#### What the task asks:
Repeat what the lines below say, word for word, and skip every image.

[start Available records]

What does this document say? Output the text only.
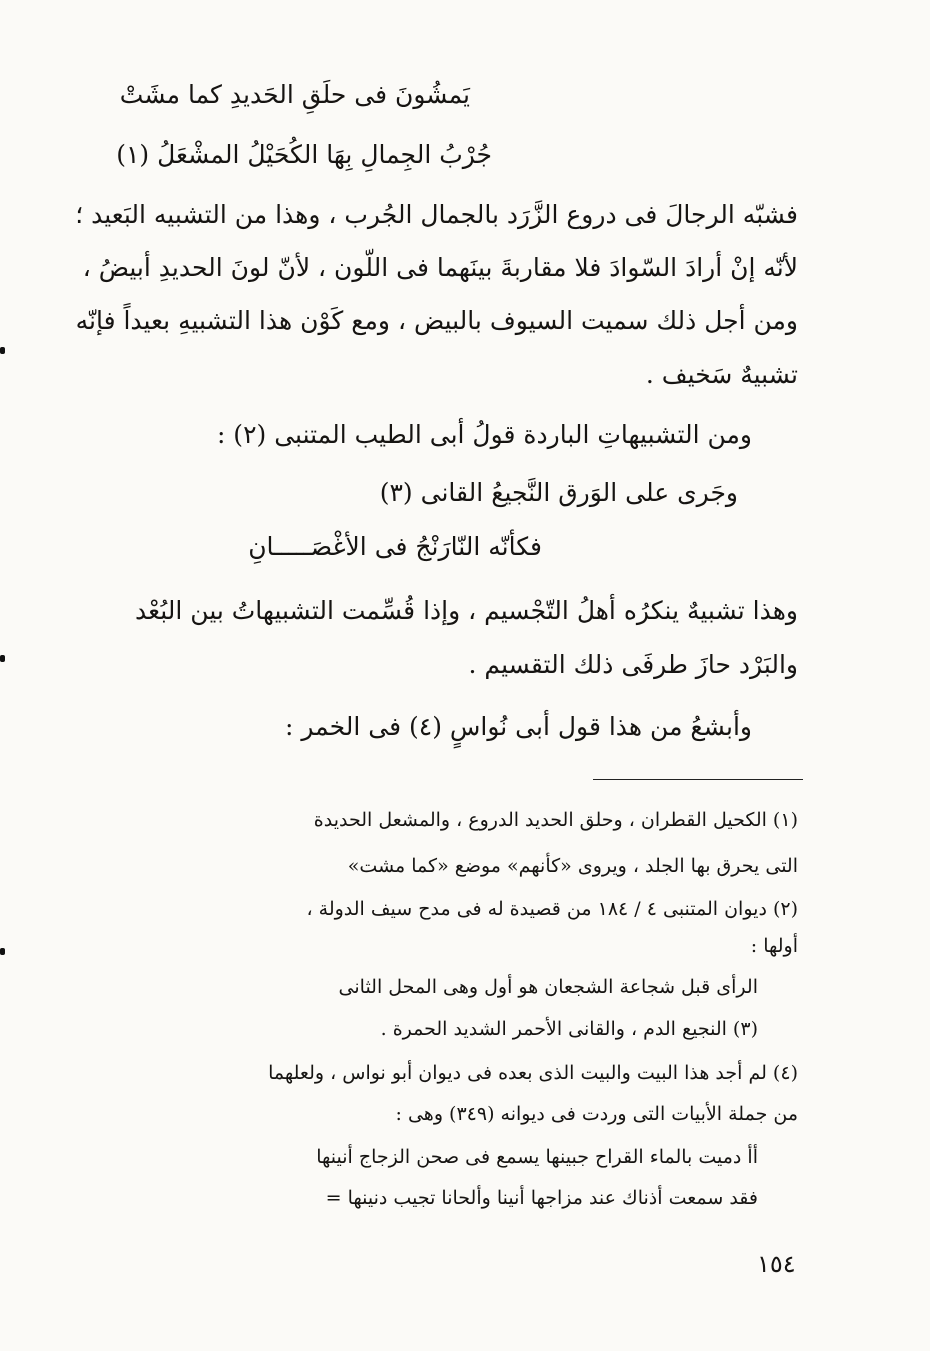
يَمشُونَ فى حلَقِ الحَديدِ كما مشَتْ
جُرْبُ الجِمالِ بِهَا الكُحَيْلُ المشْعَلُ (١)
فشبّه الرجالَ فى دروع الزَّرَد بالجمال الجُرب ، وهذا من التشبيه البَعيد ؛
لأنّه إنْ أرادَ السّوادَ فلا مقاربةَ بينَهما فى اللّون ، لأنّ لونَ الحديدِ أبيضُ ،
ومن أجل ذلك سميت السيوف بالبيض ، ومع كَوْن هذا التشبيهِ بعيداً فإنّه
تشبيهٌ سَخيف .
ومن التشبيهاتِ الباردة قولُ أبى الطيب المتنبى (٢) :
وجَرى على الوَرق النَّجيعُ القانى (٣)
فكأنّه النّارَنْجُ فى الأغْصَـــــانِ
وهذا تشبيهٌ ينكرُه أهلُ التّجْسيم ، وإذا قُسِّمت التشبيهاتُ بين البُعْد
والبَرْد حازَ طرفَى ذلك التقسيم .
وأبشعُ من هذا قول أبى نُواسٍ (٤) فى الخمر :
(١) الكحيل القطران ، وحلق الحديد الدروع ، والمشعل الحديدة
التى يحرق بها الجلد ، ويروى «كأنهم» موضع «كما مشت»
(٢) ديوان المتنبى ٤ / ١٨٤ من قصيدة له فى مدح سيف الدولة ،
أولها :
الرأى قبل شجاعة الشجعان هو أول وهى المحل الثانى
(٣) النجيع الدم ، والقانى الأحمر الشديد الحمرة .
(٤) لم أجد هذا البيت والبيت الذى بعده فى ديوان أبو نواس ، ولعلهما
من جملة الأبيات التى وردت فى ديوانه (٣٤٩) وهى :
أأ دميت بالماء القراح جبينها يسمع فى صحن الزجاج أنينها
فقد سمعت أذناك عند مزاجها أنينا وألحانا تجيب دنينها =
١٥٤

[end Available records]

#### Solution:
What does this document say? Output the text only.
يَمشُونَ فى حلَقِ الحَديدِ كما مشَتْ
جُرْبُ الجِمالِ بِهَا الكُحَيْلُ المشْعَلُ (١)
فشبّه الرجالَ فى دروع الزَّرَد بالجمال الجُرب ، وهذا من التشبيه البَعيد ؛
لأنّه إنْ أرادَ السّوادَ فلا مقاربةَ بينَهما فى اللّون ، لأنّ لونَ الحديدِ أبيضُ ،
ومن أجل ذلك سميت السيوف بالبيض ، ومع كَوْن هذا التشبيهِ بعيداً فإنّه
تشبيهٌ سَخيف .
ومن التشبيهاتِ الباردة قولُ أبى الطيب المتنبى (٢) :
وجَرى على الوَرق النَّجيعُ القانى (٣)
فكأنّه النّارَنْجُ فى الأغْصَـــــانِ
وهذا تشبيهٌ ينكرُه أهلُ التّجْسيم ، وإذا قُسِّمت التشبيهاتُ بين البُعْد
والبَرْد حازَ طرفَى ذلك التقسيم .
وأبشعُ من هذا قول أبى نُواسٍ (٤) فى الخمر :
(١) الكحيل القطران ، وحلق الحديد الدروع ، والمشعل الحديدة
التى يحرق بها الجلد ، ويروى «كأنهم» موضع «كما مشت»
(٢) ديوان المتنبى ٤ / ١٨٤ من قصيدة له فى مدح سيف الدولة ،
أولها :
الرأى قبل شجاعة الشجعان هو أول وهى المحل الثانى
(٣) النجيع الدم ، والقانى الأحمر الشديد الحمرة .
(٤) لم أجد هذا البيت والبيت الذى بعده فى ديوان أبو نواس ، ولعلهما
من جملة الأبيات التى وردت فى ديوانه (٣٤٩) وهى :
أأ دميت بالماء القراح جبينها يسمع فى صحن الزجاج أنينها
فقد سمعت أذناك عند مزاجها أنينا وألحانا تجيب دنينها =
١٥٤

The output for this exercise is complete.